_Cosa fare_: Riscrivi il brano sulla rivelazione di Dio nel tempo da "11. La rivelazione" a "(cfr Eb 1, 2).", estremi inclusi, mettendo "venti secoli" al posto di "duemila anni".

11. La rivelazione di Dio, dunque, si inserisce nel tempo e nella storia. L'incarnazione di Gesù Cristo, anzi, avviene nella « pienezza del tempo » (Gal 4, 4). A duemila anni di distanza da quell'evento, sento il dovere di riaffermare con forza che « nel cristianesimo il tempo ha un'importanza fondamentale ».(9) In esso, infatti, viene alla luce l'intera opera della creazione e della salvezza e, soprattutto, emerge il fatto che con l'incarnazione del Figlio di Dio noi viviamo e anticipiamo fin da ora ciò che sarà il compimento del tempo (cfr Eb 1, 2).

_Voci estratte_:

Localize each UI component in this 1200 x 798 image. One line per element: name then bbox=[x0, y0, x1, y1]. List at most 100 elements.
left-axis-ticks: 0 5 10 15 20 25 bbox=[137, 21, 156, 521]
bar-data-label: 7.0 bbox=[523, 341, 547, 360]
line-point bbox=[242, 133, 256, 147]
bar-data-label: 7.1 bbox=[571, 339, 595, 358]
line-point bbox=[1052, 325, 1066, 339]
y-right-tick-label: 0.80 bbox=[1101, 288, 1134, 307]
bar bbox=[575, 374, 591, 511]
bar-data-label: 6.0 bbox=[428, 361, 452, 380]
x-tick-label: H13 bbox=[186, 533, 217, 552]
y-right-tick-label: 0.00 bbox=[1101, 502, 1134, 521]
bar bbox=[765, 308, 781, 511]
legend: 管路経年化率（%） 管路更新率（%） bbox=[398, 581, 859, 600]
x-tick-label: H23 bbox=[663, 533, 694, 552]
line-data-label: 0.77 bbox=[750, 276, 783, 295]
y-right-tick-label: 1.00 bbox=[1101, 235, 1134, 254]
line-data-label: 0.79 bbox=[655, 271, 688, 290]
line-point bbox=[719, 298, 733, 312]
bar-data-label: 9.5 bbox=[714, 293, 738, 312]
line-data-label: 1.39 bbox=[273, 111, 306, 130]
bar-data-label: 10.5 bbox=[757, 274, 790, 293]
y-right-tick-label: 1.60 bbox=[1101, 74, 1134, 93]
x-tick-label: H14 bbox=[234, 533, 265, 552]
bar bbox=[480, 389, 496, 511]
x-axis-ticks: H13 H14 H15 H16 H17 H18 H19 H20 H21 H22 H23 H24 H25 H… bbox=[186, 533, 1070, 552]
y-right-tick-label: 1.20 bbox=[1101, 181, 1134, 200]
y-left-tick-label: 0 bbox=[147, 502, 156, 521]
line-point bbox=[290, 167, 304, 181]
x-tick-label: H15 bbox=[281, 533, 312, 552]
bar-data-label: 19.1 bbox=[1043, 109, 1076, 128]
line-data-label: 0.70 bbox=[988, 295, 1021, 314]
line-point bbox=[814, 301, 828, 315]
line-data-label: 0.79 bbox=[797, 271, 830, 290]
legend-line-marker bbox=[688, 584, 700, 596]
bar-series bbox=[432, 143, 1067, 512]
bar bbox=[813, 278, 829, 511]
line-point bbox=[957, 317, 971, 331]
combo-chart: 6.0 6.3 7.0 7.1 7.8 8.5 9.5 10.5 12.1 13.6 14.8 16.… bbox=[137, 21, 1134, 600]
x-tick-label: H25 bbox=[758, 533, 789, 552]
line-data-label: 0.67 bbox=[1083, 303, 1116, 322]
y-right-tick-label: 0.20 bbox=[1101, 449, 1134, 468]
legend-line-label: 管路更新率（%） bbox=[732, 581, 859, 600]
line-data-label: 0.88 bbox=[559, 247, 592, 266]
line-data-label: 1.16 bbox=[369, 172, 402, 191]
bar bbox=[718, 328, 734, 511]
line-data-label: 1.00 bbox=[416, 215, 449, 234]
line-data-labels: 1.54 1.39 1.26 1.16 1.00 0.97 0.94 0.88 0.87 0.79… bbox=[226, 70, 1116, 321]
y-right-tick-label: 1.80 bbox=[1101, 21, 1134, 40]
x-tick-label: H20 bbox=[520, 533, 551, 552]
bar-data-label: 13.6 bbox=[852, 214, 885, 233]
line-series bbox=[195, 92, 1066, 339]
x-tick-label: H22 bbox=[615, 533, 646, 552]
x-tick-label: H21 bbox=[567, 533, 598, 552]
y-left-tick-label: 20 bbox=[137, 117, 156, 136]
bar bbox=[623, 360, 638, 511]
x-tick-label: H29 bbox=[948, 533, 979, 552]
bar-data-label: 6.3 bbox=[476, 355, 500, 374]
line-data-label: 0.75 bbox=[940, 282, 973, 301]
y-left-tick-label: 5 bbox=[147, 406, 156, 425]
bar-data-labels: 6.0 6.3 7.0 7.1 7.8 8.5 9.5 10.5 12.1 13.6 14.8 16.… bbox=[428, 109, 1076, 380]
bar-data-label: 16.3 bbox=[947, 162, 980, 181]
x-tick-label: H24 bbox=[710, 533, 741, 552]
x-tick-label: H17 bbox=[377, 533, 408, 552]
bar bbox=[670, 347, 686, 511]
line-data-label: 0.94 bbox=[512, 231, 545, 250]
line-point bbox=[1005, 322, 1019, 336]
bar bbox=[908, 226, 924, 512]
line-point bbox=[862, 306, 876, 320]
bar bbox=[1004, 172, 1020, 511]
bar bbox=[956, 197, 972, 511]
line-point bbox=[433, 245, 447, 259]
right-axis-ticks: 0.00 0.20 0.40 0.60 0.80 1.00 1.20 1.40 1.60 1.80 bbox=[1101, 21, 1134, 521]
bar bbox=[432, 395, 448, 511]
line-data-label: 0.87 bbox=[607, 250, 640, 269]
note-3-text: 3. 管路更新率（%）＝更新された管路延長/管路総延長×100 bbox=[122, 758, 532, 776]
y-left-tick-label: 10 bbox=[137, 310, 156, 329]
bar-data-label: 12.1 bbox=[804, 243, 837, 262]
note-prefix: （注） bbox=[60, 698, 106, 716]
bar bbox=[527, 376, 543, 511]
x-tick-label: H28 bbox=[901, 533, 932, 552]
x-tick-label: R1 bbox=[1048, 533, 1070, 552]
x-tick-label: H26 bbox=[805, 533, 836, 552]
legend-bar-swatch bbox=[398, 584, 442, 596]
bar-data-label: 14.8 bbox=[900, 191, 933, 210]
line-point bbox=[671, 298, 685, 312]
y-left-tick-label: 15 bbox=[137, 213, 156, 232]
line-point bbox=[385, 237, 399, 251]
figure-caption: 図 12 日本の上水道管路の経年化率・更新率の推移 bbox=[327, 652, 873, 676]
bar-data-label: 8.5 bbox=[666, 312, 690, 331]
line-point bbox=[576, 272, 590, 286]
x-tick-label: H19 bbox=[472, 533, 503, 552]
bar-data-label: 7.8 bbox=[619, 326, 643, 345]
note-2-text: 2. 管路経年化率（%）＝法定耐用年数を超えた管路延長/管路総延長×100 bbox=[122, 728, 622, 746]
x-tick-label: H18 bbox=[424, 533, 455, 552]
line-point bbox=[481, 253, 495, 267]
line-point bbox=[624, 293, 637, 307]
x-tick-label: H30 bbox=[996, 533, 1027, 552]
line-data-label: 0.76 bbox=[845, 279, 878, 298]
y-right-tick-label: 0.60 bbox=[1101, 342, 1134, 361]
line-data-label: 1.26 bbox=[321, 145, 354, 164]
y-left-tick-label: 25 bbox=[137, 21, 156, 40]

_Soluzione_:
11. La rivelazione di Dio, dunque, si inserisce nel tempo e nella storia. L'incarnazione di Gesù Cristo, anzi, avviene nella « pienezza del tempo » (Gal 4, 4). A venti secoli di distanza da quell'evento, sento il dovere di riaffermare con forza che « nel cristianesimo il tempo ha un'importanza fondamentale ».(9) In esso, infatti, viene alla luce l'intera opera della creazione e della salvezza e, soprattutto, emerge il fatto che con l'incarnazione del Figlio di Dio noi viviamo e anticipiamo fin da ora ciò che sarà il compimento del tempo (cfr Eb 1, 2).